**YOUR TASK:**
In the entries below, find every line holding the string "exclama" and collect it.

**GIVEN INFORMATION:**
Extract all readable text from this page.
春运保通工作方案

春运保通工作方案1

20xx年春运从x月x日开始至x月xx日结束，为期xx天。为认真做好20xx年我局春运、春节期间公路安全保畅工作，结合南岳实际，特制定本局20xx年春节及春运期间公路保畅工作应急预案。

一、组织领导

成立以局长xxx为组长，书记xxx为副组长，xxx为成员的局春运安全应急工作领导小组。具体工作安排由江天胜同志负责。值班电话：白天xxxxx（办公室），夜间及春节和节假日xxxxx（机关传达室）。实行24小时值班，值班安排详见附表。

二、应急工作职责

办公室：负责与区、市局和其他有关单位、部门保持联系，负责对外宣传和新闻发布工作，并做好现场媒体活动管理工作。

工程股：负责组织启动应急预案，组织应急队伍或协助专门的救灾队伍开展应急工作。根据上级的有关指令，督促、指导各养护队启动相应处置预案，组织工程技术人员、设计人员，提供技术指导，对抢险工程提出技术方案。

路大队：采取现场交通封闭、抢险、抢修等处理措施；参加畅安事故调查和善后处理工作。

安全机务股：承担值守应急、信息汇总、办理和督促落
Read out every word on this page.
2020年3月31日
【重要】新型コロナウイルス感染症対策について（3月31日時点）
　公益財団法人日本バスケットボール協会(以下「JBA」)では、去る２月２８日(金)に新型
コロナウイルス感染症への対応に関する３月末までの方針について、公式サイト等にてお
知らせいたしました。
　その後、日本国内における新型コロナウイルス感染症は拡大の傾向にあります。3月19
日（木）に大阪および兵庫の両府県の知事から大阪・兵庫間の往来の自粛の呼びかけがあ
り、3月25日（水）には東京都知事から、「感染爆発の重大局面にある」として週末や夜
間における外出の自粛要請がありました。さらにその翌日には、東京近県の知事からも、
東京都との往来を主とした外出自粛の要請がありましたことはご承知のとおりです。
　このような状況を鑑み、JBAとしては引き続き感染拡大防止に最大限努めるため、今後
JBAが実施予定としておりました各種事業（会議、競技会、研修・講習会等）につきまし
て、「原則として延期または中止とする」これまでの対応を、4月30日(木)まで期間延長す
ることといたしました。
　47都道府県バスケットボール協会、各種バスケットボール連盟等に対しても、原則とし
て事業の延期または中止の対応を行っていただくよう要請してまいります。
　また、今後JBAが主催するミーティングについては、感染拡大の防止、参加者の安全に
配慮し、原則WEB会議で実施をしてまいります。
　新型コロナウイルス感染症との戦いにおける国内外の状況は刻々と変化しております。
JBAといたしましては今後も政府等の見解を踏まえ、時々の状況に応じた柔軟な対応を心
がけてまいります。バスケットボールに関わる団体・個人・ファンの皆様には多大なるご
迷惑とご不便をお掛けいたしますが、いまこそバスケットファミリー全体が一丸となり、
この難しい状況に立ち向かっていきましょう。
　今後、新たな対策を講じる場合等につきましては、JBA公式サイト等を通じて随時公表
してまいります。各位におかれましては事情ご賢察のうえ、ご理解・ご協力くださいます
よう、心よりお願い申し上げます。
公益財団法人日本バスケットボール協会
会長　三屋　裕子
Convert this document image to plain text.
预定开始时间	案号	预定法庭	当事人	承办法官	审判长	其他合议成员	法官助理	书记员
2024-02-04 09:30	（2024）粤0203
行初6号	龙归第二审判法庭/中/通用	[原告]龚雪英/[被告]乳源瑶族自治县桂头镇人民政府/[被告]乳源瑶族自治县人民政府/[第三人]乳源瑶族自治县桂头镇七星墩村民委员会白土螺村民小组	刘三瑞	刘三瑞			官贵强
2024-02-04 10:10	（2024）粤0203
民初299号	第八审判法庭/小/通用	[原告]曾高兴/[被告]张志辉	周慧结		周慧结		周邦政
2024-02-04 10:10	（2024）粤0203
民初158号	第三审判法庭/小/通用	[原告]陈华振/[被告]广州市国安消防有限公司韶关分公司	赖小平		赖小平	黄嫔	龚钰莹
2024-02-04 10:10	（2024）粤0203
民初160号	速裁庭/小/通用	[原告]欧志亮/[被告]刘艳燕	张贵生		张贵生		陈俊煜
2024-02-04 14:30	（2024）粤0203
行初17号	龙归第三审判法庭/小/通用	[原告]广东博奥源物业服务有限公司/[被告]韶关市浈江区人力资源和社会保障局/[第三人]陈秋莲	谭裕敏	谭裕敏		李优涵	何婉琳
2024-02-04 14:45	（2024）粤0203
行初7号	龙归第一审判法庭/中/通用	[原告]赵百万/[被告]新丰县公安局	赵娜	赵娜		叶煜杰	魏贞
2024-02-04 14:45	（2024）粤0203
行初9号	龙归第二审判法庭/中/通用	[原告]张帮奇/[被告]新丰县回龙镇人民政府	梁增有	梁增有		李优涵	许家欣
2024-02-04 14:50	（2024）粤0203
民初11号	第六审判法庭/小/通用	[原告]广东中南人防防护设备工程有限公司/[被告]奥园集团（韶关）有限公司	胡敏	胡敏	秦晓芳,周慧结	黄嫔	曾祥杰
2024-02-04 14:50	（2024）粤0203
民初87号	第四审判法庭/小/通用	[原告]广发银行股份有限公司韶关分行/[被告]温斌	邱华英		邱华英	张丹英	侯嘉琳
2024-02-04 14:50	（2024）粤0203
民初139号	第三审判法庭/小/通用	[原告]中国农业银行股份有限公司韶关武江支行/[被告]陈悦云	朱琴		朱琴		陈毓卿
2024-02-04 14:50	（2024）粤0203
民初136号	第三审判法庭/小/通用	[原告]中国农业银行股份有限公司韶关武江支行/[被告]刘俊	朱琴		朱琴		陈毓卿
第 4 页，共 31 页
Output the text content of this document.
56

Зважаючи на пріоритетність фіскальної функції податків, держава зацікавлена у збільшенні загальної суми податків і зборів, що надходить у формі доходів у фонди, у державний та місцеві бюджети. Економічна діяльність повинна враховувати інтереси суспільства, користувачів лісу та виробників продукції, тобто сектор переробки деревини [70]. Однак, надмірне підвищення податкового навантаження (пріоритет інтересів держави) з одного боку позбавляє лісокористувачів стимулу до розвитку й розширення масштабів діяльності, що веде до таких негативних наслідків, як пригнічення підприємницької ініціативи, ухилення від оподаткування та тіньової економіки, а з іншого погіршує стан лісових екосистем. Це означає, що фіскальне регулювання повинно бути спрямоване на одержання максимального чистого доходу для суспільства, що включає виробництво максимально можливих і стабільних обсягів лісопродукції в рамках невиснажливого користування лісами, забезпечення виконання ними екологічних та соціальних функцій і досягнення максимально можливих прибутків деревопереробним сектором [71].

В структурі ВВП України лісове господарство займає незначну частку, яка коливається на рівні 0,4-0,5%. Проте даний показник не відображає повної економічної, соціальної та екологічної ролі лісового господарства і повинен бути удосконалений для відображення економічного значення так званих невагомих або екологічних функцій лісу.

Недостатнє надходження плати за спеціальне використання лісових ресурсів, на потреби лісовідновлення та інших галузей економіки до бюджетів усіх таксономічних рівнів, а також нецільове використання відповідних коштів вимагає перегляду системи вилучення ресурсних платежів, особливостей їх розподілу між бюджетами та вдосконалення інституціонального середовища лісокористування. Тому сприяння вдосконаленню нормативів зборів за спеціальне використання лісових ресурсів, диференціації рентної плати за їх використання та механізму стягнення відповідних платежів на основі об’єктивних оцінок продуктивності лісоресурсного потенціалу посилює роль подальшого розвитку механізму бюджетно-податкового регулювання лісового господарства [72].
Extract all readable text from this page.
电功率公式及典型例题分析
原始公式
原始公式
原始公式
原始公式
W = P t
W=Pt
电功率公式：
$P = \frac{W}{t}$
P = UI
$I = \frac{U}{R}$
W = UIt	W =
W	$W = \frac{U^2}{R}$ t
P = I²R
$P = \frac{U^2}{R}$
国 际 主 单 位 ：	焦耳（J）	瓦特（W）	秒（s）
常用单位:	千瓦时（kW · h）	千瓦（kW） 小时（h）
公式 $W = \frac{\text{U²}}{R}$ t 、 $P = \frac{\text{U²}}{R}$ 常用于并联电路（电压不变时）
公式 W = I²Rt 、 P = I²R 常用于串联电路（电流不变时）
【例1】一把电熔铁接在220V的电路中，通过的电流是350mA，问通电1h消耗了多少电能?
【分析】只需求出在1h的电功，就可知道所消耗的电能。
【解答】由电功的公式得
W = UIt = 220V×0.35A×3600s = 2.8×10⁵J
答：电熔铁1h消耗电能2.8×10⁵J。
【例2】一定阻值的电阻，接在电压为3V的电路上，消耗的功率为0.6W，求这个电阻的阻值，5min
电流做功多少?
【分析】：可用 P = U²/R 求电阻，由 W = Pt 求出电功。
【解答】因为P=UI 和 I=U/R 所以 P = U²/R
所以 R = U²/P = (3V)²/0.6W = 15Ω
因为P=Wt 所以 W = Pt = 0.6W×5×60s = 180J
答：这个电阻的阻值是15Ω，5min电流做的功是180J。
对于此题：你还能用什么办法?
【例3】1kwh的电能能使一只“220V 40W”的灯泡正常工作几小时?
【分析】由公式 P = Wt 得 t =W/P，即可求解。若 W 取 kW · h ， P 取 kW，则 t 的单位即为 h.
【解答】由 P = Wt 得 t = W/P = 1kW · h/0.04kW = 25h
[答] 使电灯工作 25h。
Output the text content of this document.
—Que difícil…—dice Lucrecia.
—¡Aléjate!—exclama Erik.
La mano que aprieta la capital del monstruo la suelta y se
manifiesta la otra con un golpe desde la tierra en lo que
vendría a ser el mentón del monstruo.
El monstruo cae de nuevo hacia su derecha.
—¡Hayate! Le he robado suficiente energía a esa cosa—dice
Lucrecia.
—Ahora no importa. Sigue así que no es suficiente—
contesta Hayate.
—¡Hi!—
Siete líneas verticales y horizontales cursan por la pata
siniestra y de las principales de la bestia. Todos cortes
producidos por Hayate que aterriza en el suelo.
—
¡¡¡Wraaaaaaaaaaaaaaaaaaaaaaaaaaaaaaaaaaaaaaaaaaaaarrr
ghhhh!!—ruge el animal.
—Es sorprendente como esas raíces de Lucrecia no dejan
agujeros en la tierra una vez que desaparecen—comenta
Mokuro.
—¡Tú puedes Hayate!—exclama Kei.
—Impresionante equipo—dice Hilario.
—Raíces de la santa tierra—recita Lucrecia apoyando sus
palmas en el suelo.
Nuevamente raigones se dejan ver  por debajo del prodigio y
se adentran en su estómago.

**ANSWER TO THIS TASK:**
—¡Aléjate!—exclama Erik.
—¡Tú puedes Hayate!—exclama Kei.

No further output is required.